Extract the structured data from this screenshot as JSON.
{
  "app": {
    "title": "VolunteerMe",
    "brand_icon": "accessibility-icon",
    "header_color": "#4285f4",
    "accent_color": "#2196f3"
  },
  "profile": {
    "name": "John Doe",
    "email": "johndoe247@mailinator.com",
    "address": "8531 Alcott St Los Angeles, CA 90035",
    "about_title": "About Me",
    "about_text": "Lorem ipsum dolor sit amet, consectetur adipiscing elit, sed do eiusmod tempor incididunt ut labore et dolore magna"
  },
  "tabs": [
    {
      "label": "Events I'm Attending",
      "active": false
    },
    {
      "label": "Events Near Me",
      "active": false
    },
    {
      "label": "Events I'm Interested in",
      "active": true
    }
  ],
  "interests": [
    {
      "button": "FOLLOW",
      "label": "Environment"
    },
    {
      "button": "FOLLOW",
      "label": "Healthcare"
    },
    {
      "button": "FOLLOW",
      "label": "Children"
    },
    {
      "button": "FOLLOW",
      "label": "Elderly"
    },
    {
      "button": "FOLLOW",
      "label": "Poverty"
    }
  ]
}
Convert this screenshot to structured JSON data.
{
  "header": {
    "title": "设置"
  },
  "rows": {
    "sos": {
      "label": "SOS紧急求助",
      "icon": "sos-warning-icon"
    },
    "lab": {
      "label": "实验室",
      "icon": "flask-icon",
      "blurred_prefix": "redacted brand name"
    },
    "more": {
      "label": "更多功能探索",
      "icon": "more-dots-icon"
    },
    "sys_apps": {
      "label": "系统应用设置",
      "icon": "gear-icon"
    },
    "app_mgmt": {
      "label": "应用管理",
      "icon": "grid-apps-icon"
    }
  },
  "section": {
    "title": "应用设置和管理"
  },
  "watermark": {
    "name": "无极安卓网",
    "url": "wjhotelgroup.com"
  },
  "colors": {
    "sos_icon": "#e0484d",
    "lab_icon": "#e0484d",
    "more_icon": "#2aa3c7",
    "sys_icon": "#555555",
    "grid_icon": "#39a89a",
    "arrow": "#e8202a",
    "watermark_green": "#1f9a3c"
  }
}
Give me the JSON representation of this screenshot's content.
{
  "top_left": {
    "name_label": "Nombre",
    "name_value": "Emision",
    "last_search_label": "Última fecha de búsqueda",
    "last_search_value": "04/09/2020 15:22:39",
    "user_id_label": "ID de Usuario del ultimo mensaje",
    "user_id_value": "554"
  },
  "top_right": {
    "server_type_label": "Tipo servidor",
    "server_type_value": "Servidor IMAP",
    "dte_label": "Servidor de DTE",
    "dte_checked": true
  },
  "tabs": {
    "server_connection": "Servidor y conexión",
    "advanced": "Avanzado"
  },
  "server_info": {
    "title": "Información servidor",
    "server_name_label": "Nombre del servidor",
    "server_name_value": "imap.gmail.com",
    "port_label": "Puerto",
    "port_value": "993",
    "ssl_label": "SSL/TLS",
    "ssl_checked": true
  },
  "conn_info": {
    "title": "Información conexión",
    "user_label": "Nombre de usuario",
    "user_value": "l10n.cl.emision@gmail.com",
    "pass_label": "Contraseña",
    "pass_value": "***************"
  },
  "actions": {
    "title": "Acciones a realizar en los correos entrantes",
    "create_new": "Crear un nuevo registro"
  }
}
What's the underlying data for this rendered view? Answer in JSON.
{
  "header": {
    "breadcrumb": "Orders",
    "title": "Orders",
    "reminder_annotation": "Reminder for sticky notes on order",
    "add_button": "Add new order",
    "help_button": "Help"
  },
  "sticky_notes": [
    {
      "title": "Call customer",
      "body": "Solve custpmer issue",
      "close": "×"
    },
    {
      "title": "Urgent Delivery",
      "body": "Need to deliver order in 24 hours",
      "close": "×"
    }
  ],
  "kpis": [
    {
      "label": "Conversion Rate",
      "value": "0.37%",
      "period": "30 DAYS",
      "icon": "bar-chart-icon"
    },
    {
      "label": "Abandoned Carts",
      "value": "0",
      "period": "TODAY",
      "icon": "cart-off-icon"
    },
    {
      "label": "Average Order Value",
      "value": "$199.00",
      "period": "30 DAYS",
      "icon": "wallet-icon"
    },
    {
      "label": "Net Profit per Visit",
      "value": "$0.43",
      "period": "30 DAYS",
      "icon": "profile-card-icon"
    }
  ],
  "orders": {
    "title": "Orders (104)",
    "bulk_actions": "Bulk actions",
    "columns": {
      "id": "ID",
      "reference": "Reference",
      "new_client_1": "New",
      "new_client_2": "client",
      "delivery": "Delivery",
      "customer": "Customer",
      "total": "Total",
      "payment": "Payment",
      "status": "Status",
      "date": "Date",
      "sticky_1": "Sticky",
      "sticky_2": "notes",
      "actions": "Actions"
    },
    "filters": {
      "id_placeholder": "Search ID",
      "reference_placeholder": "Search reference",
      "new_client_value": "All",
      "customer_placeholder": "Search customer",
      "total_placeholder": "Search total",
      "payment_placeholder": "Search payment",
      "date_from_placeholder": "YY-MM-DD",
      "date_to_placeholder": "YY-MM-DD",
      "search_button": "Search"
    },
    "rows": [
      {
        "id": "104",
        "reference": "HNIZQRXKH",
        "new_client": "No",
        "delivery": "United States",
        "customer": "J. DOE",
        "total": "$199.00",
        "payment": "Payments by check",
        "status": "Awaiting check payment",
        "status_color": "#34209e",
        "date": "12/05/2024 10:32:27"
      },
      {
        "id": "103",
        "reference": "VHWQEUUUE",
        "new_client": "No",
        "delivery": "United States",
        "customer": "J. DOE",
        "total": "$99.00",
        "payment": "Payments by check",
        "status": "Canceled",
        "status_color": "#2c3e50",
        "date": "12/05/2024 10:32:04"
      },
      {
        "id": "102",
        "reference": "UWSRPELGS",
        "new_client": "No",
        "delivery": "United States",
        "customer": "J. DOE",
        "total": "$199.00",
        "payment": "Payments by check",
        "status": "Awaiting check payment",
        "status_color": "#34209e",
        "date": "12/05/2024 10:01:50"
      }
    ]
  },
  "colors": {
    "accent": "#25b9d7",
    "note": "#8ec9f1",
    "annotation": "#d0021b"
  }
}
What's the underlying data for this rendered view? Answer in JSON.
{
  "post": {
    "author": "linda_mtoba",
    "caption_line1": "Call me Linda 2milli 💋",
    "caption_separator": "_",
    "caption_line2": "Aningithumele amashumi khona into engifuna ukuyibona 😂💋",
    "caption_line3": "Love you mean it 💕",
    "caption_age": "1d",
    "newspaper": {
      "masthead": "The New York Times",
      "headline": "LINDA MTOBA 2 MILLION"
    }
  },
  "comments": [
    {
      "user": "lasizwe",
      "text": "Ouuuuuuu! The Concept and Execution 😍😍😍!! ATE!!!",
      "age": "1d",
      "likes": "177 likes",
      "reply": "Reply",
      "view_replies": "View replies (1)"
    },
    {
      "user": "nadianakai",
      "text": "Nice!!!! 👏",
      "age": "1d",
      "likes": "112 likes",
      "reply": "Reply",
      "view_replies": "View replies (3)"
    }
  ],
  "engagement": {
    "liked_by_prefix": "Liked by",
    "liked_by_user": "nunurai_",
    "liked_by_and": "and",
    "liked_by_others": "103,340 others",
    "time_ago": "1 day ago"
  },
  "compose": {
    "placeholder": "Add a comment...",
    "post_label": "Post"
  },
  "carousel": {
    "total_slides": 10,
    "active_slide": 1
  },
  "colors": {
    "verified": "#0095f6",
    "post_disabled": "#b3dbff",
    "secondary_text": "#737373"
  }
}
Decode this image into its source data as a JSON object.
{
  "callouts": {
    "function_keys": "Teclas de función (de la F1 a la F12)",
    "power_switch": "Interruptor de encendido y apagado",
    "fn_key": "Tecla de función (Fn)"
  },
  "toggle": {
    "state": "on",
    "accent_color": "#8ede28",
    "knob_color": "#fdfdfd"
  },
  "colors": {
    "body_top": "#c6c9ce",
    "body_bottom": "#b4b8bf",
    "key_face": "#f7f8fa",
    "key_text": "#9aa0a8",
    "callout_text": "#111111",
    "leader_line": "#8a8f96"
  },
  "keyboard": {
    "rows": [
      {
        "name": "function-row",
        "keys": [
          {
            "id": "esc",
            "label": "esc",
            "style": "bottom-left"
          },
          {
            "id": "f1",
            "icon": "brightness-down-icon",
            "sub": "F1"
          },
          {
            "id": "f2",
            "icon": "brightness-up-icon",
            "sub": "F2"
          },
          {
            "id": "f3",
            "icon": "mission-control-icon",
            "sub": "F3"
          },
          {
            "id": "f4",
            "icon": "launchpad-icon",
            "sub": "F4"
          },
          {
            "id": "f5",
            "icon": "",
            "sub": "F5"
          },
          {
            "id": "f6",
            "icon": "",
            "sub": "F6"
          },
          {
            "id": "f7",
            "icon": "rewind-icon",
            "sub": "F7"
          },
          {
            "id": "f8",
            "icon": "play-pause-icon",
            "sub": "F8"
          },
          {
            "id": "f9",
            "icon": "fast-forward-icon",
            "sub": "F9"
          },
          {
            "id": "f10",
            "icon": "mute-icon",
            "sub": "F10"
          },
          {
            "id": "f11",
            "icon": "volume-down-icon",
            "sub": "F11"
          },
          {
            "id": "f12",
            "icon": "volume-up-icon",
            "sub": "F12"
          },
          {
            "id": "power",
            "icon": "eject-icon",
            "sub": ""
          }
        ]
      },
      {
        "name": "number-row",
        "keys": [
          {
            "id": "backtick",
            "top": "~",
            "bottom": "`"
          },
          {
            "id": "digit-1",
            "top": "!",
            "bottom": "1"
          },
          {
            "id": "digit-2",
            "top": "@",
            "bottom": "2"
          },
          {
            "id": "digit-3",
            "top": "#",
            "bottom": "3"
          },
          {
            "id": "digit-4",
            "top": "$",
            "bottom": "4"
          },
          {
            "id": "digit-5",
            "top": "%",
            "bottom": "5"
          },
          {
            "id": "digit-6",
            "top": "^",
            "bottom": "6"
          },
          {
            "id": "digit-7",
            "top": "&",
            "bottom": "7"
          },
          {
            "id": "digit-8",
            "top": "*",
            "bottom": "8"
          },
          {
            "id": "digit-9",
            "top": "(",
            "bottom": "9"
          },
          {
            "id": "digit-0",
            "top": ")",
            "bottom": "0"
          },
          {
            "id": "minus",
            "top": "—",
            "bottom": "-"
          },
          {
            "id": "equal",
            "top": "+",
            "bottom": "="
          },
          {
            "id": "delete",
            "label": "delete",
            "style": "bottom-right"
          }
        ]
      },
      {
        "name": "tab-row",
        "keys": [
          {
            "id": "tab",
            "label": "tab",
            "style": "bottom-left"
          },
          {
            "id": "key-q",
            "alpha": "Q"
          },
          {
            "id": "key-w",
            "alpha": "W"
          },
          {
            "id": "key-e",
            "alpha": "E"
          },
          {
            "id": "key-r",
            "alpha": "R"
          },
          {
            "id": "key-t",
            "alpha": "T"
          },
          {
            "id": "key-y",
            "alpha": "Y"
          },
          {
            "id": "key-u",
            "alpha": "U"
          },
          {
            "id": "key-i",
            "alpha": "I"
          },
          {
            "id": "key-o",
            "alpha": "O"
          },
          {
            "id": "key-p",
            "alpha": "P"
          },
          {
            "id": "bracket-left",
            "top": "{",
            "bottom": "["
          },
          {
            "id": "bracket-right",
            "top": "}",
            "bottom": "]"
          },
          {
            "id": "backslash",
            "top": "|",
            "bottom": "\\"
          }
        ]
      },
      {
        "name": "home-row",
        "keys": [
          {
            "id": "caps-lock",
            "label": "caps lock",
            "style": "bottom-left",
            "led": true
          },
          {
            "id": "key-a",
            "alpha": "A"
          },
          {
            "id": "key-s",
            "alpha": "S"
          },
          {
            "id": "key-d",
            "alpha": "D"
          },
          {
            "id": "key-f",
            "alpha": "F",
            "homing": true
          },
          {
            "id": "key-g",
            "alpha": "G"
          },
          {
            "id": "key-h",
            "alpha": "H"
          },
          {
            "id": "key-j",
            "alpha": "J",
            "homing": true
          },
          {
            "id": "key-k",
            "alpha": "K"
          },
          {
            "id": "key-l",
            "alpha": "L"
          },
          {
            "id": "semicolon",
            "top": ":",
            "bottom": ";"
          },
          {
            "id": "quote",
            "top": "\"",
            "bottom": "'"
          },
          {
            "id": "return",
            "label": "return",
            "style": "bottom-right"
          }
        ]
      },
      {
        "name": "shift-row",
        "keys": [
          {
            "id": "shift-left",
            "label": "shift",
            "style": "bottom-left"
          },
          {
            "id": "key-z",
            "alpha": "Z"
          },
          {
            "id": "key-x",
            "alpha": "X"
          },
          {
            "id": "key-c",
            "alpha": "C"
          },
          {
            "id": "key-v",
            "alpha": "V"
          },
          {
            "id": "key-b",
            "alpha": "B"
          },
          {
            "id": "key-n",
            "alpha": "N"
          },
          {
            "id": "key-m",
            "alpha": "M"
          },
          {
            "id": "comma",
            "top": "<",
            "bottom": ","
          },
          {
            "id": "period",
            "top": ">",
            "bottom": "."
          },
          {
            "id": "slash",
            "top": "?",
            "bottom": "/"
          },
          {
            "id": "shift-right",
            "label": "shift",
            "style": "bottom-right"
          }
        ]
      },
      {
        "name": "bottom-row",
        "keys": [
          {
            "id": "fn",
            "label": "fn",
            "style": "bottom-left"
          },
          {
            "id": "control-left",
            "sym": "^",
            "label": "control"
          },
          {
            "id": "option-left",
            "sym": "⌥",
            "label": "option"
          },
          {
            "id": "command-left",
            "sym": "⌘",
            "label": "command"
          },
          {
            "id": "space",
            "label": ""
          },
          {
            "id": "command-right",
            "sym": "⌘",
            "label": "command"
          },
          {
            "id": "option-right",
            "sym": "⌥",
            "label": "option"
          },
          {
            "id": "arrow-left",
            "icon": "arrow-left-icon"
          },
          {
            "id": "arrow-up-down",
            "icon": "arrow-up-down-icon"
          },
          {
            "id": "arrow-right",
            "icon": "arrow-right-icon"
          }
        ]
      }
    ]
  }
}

■ **OBJECTIVE**
Using the records above, copy each line that contains "actions".

■ **THE RESULT**
  "actions": {
    "bulk_actions": "Bulk actions",
      "actions": "Actions"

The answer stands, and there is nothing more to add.